Problem requirements → Give the listing below again in full, exactly as written.

*** The input

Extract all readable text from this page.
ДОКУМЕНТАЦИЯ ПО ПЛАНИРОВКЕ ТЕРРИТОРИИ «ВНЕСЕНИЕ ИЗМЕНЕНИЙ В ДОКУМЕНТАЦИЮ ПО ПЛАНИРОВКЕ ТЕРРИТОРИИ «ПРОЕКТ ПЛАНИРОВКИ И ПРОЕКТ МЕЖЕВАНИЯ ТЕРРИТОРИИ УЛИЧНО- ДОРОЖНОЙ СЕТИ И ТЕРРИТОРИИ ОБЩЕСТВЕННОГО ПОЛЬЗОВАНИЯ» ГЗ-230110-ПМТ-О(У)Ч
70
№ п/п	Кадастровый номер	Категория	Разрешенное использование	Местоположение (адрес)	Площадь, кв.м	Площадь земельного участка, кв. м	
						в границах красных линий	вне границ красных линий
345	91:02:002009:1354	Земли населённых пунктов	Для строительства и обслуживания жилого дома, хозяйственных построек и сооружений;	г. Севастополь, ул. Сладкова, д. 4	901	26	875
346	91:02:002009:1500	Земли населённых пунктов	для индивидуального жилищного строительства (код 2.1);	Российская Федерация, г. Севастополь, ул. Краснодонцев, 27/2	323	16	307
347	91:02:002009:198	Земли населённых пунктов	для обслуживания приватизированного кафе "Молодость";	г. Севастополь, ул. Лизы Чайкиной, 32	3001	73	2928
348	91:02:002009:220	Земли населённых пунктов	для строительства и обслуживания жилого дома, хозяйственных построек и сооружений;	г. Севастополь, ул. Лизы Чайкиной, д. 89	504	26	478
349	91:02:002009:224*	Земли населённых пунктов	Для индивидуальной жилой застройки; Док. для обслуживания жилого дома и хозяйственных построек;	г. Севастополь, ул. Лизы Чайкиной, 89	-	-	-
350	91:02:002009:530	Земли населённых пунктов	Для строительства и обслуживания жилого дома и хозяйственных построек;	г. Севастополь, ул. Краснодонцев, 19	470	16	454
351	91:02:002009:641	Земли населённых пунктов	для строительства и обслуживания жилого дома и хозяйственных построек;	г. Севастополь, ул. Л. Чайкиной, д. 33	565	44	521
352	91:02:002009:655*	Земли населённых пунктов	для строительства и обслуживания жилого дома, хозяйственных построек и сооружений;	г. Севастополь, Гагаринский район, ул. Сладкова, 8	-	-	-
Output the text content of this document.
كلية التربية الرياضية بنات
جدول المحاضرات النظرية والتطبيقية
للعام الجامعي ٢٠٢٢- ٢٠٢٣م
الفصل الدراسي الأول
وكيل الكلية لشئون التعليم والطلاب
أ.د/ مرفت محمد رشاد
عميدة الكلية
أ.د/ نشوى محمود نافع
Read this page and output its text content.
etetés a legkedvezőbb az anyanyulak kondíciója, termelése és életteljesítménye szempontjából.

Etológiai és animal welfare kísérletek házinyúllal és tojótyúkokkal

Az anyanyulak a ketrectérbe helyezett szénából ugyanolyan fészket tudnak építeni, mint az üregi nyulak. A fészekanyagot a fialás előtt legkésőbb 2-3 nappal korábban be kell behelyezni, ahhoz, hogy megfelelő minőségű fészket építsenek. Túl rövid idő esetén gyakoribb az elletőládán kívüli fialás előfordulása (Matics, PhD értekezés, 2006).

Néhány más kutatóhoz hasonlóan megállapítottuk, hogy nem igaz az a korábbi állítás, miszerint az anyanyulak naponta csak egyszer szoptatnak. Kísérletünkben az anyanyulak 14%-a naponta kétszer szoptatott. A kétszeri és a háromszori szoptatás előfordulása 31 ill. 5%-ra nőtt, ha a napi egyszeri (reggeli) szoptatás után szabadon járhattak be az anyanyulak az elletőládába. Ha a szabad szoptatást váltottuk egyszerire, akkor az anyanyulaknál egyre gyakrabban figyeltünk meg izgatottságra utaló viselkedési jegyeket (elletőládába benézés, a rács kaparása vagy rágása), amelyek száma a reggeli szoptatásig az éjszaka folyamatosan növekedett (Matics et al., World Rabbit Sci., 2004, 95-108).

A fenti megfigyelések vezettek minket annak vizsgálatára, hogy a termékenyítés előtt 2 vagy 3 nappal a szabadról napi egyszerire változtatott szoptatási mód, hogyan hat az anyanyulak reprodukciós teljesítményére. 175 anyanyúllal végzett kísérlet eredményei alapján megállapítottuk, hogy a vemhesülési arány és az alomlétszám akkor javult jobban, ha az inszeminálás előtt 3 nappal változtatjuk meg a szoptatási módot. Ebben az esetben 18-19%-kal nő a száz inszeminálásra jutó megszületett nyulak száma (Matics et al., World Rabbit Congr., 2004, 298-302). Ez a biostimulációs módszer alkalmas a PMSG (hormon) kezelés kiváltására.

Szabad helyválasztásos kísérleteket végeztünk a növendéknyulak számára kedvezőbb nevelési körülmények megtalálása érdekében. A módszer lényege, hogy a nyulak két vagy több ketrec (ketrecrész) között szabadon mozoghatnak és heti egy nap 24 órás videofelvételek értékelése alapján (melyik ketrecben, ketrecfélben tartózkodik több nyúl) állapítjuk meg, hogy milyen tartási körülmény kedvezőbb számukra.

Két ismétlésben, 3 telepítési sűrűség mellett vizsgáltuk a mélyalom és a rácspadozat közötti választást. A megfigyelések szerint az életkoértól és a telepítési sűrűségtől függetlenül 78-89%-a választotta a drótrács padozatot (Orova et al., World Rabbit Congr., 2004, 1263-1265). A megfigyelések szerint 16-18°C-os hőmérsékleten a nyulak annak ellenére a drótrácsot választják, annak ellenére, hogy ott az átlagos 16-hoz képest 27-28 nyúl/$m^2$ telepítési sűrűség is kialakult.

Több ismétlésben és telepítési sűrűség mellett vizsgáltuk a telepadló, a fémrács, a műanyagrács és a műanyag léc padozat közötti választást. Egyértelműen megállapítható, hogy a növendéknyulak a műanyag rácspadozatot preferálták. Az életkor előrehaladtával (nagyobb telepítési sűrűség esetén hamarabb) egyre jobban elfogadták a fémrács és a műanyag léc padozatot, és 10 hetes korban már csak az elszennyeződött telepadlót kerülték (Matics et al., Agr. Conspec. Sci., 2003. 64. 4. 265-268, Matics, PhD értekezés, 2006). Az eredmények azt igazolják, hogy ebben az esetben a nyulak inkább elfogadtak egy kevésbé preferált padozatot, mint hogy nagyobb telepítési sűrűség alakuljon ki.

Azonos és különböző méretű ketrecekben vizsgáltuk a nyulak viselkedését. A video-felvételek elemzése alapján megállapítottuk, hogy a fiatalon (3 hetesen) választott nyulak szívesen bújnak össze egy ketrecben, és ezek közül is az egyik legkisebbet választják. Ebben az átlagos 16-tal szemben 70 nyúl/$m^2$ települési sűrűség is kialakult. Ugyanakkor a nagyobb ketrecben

******

Reply to the task →
Extract all readable text from this page.
ДОКУМЕНТАЦИЯ ПО ПЛАНИРОВКЕ ТЕРРИТОРИИ «ВНЕСЕНИЕ ИЗМЕНЕНИЙ В ДОКУМЕНТАЦИЮ ПО ПЛАНИРОВКЕ ТЕРРИТОРИИ «ПРОЕКТ ПЛАНИРОВКИ И ПРОЕКТ МЕЖЕВАНИЯ ТЕРРИТОРИИ УЛИЧНО- ДОРОЖНОЙ СЕТИ И ТЕРРИТОРИИ ОБЩЕСТВЕННОГО ПОЛЬЗОВАНИЯ» ГЗ-230110-ПМТ-О(У)Ч
70
№ п/п	Кадастровый номер	Категория	Разрешенное использование	Местоположение (адрес)	Площадь, кв.м	Площадь земельного участка, кв. м	
						в границах красных линий	вне границ красных линий
345	91:02:002009:1354	Земли населённых пунктов	Для строительства и обслуживания жилого дома, хозяйственных построек и сооружений;	г. Севастополь, ул. Сладкова, д. 4	901	26	875
346	91:02:002009:1500	Земли населённых пунктов	для индивидуального жилищного строительства (код 2.1);	Российская Федерация, г. Севастополь, ул. Краснодонцев, 27/2	323	16	307
347	91:02:002009:198	Земли населённых пунктов	для обслуживания приватизированного кафе "Молодость";	г. Севастополь, ул. Лизы Чайкиной, 32	3001	73	2928
348	91:02:002009:220	Земли населённых пунктов	для строительства и обслуживания жилого дома, хозяйственных построек и сооружений;	г. Севастополь, ул. Лизы Чайкиной, д. 89	504	26	478
349	91:02:002009:224*	Земли населённых пунктов	Для индивидуальной жилой застройки; Док. для обслуживания жилого дома и хозяйственных построек;	г. Севастополь, ул. Лизы Чайкиной, 89	-	-	-
350	91:02:002009:530	Земли населённых пунктов	Для строительства и обслуживания жилого дома и хозяйственных построек;	г. Севастополь, ул. Краснодонцев, 19	470	16	454
351	91:02:002009:641	Земли населённых пунктов	для строительства и обслуживания жилого дома и хозяйственных построек;	г. Севастополь, ул. Л. Чайкиной, д. 33	565	44	521
352	91:02:002009:655*	Земли населённых пунктов	для строительства и обслуживания жилого дома, хозяйственных построек и сооружений;	г. Севастополь, Гагаринский район, ул. Сладкова, 8	-	-	-
Output the text content of this document.
كلية التربية الرياضية بنات
جدول المحاضرات النظرية والتطبيقية
للعام الجامعي ٢٠٢٢- ٢٠٢٣م
الفصل الدراسي الأول
وكيل الكلية لشئون التعليم والطلاب
أ.د/ مرفت محمد رشاد
عميدة الكلية
أ.د/ نشوى محمود نافع
Read this page and output its text content.
etetés a legkedvezőbb az anyanyulak kondíciója, termelése és életteljesítménye szempontjából.

Etológiai és animal welfare kísérletek házinyúllal és tojótyúkokkal

Az anyanyulak a ketrectérbe helyezett szénából ugyanolyan fészket tudnak építeni, mint az üregi nyulak. A fészekanyagot a fialás előtt legkésőbb 2-3 nappal korábban be kell behelyezni, ahhoz, hogy megfelelő minőségű fészket építsenek. Túl rövid idő esetén gyakoribb az elletőládán kívüli fialás előfordulása (Matics, PhD értekezés, 2006).

Néhány más kutatóhoz hasonlóan megállapítottuk, hogy nem igaz az a korábbi állítás, miszerint az anyanyulak naponta csak egyszer szoptatnak. Kísérletünkben az anyanyulak 14%-a naponta kétszer szoptatott. A kétszeri és a háromszori szoptatás előfordulása 31 ill. 5%-ra nőtt, ha a napi egyszeri (reggeli) szoptatás után szabadon járhattak be az anyanyulak az elletőládába. Ha a szabad szoptatást váltottuk egyszerire, akkor az anyanyulaknál egyre gyakrabban figyeltünk meg izgatottságra utaló viselkedési jegyeket (elletőládába benézés, a rács kaparása vagy rágása), amelyek száma a reggeli szoptatásig az éjszaka folyamatosan növekedett (Matics et al., World Rabbit Sci., 2004, 95-108).

A fenti megfigyelések vezettek minket annak vizsgálatára, hogy a termékenyítés előtt 2 vagy 3 nappal a szabadról napi egyszerire változtatott szoptatási mód, hogyan hat az anyanyulak reprodukciós teljesítményére. 175 anyanyúllal végzett kísérlet eredményei alapján megállapítottuk, hogy a vemhesülési arány és az alomlétszám akkor javult jobban, ha az inszeminálás előtt 3 nappal változtatjuk meg a szoptatási módot. Ebben az esetben 18-19%-kal nő a száz inszeminálásra jutó megszületett nyulak száma (Matics et al., World Rabbit Congr., 2004, 298-302). Ez a biostimulációs módszer alkalmas a PMSG (hormon) kezelés kiváltására.

Szabad helyválasztásos kísérleteket végeztünk a növendéknyulak számára kedvezőbb nevelési körülmények megtalálása érdekében. A módszer lényege, hogy a nyulak két vagy több ketrec (ketrecrész) között szabadon mozoghatnak és heti egy nap 24 órás videofelvételek értékelése alapján (melyik ketrecben, ketrecfélben tartózkodik több nyúl) állapítjuk meg, hogy milyen tartási körülmény kedvezőbb számukra.

Két ismétlésben, 3 telepítési sűrűség mellett vizsgáltuk a mélyalom és a rácspadozat közötti választást. A megfigyelések szerint az életkoértól és a telepítési sűrűségtől függetlenül 78-89%-a választotta a drótrács padozatot (Orova et al., World Rabbit Congr., 2004, 1263-1265). A megfigyelések szerint 16-18°C-os hőmérsékleten a nyulak annak ellenére a drótrácsot választják, annak ellenére, hogy ott az átlagos 16-hoz képest 27-28 nyúl/$m^2$ telepítési sűrűség is kialakult.

Több ismétlésben és telepítési sűrűség mellett vizsgáltuk a telepadló, a fémrács, a műanyagrács és a műanyag léc padozat közötti választást. Egyértelműen megállapítható, hogy a növendéknyulak a műanyag rácspadozatot preferálták. Az életkor előrehaladtával (nagyobb telepítési sűrűség esetén hamarabb) egyre jobban elfogadták a fémrács és a műanyag léc padozatot, és 10 hetes korban már csak az elszennyeződött telepadlót kerülték (Matics et al., Agr. Conspec. Sci., 2003. 64. 4. 265-268, Matics, PhD értekezés, 2006). Az eredmények azt igazolják, hogy ebben az esetben a nyulak inkább elfogadtak egy kevésbé preferált padozatot, mint hogy nagyobb telepítési sűrűség alakuljon ki.

Azonos és különböző méretű ketrecekben vizsgáltuk a nyulak viselkedését. A video-felvételek elemzése alapján megállapítottuk, hogy a fiatalon (3 hetesen) választott nyulak szívesen bújnak össze egy ketrecben, és ezek közül is az egyik legkisebbet választják. Ebben az átlagos 16-tal szemben 70 nyúl/$m^2$ települési sűrűség is kialakult. Ugyanakkor a nagyobb ketrecben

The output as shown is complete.